━━━ Extrait du texte

Les principaux indicateurs de la notation souveraine – Première partie
Par Dr Adda Guecioueur*

Les Agence internationales de notation souveraine, dont Moody’s, S&P et FitchRatings, s’appuient sur une série de facteurs internes et externes qu’elles ont développés pour attribuer une notation pour la première fois mais aussi pour la maintenir, l’augmenter et la diminuer à l’avenir. C’est là l’objet de notre article qui s’étalera sur trois parties.
Nous présentons ces facteurs pour permettre aux lecteurs et lectrices d’Algérie Presse de comprendre le processus de la notation conventionnelle elle-même, objet du deuxième article, et aussi et surtout comprendre le cas de l’Algérie qui fera l’objet du troisième article. Ce sont ces facteurs qui seront pris en considération pour la probable notation de l’État algérien et donc, il faut se préparer dès maintenant pour avoir la meilleure notation possible. Car de cette notation dépendra l’accès de l’Algérie aux marchés financiers internationaux et surtout les conditions d’un tel accès potentiel.
Le secteur interne
Les six facteurs internes sont : les risques politiques et sociaux ; la structure de l’économie ; la croissance économique potentielle (goulets d’étranglement) ; la stabilité fiscale (politique fiscale) ; la dette souveraine interne et la stabilité monétaire (politique monétaire)
1- Risques politiques et sociaux : cet aspect est primordial car tout investisseur doit évaluer les risques, les cerner et prendre ses dispositions. Parfois pour évaluer les risques politiques et sociaux, les agences de notations ont recours à des entités tierces, des bureaux de consulting spécialisés ou des rapports officiels de gouvernements étrangers élaborés par leurs ambassades.
2- Structure de l’économie : est-ce une économie planifiée ? une économie mixte ? ou bien une économie de marché où il est possible pour tous d’y entrer et d’en sortir facilement ? Cela revient à pencher sur le climat des affaires y compris le rapatriement des profits et du capital si besoin est.

━━━━━━
━━━ Données enregistrées

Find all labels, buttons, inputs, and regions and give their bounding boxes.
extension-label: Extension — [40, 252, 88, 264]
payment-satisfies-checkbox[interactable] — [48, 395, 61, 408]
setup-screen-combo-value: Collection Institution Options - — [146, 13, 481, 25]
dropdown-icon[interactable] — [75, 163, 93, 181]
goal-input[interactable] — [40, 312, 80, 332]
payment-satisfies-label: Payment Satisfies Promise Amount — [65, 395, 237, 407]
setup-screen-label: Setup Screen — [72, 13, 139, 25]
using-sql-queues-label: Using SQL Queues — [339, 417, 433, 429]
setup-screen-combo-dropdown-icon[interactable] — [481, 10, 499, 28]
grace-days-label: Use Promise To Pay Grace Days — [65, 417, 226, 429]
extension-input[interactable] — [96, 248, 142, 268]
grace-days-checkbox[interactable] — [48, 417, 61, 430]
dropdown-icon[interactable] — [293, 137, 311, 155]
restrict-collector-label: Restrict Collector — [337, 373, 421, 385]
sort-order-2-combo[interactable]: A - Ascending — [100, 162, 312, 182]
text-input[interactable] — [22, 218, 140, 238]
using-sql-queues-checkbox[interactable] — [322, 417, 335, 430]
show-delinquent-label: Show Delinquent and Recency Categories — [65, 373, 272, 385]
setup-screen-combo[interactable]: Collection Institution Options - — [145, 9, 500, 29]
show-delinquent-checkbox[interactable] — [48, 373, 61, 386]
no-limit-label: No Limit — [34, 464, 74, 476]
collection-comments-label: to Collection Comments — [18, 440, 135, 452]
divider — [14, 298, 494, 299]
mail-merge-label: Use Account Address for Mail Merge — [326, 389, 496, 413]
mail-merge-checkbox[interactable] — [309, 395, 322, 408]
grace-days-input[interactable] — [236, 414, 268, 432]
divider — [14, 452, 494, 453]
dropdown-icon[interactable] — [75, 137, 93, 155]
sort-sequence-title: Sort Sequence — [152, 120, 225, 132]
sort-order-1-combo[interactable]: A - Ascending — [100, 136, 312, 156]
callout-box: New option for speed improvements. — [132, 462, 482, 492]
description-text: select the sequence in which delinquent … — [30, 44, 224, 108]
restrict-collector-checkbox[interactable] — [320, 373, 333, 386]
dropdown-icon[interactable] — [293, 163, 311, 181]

━━━━━━

Travail demandé:
(1) Répondez aux questions suivantes sur l'article consacré à la notation souveraine.
(a) Sur combien de parties l'article doit-il s'étaler ?
(b) Combien de facteurs internes sont énumérés ?
(c) À qui les agences de notation font-elles parfois appel pour évaluer les risques politiques et sociaux ?
(2) Recopiez tout le passage de l'article sur la notation souveraine qui va de "Les Agence internationales" jusqu'à "sur trois parties.", en remplaçant "série" par "liste".

Corrigé de l'exercice:
(1)
(a) Trois parties.
(b) Six facteurs internes.
(c) À des entités tierces, à des bureaux de consulting spécialisés ou à des rapports officiels de gouvernements étrangers élaborés par leurs ambassades.

(2)
Les Agence internationales de notation souveraine, dont Moody’s, S&P et FitchRatings, s’appuient sur une liste de facteurs internes et externes qu’elles ont développés pour attribuer une notation pour la première fois mais aussi pour la maintenir, l’augmenter et la diminuer à l’avenir. C’est là l’objet de notre article qui s’étalera sur trois parties.